*** Dataset rows ***

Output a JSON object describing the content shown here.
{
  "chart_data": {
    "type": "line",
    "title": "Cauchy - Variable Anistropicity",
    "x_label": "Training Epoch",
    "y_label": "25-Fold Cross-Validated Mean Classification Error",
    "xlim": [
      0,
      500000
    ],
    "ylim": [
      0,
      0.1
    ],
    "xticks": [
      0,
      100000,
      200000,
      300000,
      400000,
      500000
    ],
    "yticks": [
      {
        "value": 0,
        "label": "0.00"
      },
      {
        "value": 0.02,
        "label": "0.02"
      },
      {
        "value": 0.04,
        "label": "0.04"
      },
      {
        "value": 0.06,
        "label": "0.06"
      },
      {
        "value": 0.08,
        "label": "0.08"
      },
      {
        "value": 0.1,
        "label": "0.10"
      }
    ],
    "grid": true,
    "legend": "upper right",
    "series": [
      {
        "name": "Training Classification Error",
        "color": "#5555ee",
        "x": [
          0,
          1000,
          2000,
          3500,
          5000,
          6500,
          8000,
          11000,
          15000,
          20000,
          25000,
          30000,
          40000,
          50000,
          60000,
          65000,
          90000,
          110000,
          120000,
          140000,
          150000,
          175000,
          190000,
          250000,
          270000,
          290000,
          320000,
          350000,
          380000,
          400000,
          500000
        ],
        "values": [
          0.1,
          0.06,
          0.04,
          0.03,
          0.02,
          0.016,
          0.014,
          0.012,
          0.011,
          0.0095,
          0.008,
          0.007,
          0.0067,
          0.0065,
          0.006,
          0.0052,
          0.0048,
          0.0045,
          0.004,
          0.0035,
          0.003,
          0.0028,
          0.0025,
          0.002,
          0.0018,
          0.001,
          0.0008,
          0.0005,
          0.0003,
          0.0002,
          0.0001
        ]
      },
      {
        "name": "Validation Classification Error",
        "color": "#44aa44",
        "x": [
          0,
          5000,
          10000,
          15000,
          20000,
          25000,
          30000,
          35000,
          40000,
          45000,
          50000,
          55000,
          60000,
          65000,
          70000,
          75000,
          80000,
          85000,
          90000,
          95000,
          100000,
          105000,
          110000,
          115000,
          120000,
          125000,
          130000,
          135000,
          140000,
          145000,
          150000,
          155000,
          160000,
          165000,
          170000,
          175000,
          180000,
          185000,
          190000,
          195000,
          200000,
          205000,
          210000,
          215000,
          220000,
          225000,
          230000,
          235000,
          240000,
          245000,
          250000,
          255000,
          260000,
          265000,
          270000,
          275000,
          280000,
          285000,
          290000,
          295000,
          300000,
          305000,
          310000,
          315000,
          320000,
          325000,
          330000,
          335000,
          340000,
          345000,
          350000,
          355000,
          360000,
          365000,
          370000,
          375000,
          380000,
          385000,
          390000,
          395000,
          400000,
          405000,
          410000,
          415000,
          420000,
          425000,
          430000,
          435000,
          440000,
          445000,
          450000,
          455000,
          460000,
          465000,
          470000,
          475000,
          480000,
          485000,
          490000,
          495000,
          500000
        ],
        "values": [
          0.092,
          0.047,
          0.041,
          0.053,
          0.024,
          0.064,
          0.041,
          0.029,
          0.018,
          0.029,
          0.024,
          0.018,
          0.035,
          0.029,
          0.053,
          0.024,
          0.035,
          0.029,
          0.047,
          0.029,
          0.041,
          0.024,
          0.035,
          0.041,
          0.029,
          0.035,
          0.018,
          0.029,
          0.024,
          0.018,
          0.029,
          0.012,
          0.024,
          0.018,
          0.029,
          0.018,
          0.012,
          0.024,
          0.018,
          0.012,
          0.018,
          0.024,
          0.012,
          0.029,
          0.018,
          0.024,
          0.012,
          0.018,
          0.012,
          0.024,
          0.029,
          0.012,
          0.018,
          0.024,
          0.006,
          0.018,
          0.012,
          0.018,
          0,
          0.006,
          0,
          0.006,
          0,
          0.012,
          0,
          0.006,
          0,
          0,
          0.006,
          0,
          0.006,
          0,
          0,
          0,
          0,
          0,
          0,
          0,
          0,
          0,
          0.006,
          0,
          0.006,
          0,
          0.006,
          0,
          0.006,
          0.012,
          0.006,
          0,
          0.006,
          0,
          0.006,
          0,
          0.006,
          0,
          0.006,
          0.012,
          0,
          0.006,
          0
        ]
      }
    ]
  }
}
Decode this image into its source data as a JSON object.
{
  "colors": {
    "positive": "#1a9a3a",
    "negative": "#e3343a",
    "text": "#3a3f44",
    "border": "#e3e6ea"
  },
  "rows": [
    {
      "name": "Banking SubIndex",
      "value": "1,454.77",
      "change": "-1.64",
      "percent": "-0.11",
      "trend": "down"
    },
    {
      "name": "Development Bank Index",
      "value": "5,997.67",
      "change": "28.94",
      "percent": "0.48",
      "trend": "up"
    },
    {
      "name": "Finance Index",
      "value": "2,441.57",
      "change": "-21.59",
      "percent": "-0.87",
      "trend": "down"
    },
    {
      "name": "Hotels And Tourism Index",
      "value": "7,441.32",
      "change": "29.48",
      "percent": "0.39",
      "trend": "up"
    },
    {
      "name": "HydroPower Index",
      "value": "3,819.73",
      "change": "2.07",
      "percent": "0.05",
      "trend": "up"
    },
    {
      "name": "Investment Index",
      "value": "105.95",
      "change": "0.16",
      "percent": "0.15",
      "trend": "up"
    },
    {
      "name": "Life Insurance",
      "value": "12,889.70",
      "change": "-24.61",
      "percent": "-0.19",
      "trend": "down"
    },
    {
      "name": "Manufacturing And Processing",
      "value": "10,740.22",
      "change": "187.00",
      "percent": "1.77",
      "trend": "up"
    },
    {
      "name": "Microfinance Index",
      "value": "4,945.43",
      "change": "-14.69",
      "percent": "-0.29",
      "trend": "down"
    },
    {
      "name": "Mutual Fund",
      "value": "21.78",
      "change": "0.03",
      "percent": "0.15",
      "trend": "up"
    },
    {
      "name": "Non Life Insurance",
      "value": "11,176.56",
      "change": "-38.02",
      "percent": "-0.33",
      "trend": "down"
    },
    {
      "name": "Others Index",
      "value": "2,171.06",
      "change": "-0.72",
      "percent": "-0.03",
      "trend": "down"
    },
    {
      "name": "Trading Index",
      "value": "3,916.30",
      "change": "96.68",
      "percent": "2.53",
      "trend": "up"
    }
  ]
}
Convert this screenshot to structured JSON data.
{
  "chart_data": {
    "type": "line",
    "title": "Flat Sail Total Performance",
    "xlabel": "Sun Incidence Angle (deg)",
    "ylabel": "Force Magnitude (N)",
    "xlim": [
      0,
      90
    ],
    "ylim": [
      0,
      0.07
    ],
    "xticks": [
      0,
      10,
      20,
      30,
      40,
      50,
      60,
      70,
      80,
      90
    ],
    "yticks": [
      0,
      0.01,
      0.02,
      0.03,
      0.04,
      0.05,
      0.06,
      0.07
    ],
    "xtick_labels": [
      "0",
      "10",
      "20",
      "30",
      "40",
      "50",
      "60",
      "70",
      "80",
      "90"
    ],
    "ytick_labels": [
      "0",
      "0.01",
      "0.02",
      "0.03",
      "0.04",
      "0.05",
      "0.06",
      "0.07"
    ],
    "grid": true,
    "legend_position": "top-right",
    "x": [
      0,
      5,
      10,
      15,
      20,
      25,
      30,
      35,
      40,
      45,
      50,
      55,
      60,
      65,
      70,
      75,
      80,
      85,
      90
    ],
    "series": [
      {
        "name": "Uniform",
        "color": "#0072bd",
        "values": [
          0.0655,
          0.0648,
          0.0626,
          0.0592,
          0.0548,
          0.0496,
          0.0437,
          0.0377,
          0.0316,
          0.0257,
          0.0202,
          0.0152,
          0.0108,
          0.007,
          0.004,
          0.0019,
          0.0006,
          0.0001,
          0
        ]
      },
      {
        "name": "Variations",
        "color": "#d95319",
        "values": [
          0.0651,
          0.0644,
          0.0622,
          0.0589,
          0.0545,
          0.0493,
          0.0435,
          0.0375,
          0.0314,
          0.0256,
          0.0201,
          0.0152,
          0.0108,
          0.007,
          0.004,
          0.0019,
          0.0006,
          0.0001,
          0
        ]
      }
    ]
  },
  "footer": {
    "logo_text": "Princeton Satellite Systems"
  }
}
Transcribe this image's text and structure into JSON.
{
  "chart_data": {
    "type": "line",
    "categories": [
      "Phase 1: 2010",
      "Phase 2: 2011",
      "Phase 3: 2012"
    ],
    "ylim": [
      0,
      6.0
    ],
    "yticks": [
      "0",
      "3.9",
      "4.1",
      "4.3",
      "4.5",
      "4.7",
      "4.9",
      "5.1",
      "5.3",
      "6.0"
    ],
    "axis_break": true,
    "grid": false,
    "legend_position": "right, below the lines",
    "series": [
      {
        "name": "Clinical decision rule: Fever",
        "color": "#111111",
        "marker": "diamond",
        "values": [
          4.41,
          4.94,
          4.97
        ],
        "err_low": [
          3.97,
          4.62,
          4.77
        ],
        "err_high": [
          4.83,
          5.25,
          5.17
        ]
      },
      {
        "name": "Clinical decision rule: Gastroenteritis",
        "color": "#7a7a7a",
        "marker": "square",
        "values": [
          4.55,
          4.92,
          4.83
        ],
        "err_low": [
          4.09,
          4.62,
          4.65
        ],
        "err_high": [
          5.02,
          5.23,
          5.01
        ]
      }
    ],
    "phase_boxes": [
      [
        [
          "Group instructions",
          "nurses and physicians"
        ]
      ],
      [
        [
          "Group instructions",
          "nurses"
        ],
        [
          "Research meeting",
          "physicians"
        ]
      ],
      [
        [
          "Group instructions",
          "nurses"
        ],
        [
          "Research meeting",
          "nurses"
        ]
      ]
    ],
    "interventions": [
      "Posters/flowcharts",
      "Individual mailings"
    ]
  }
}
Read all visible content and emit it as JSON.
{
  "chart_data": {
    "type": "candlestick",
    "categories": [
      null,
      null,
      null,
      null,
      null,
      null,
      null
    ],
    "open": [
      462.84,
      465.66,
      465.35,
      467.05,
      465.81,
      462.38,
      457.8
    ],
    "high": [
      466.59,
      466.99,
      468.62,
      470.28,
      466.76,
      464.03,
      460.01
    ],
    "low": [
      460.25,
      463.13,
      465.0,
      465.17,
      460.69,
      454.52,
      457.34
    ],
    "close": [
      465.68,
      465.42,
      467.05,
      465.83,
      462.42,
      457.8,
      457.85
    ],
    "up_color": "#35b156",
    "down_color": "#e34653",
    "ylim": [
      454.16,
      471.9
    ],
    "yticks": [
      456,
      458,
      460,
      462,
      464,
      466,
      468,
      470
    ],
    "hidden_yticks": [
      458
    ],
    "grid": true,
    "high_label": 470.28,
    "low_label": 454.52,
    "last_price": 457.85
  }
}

***

# What is being asked
Scan the material and collect every line that contains "rule".

# Reply
        "name": "Clinical decision rule: Fever",
        "name": "Clinical decision rule: Gastroenteritis",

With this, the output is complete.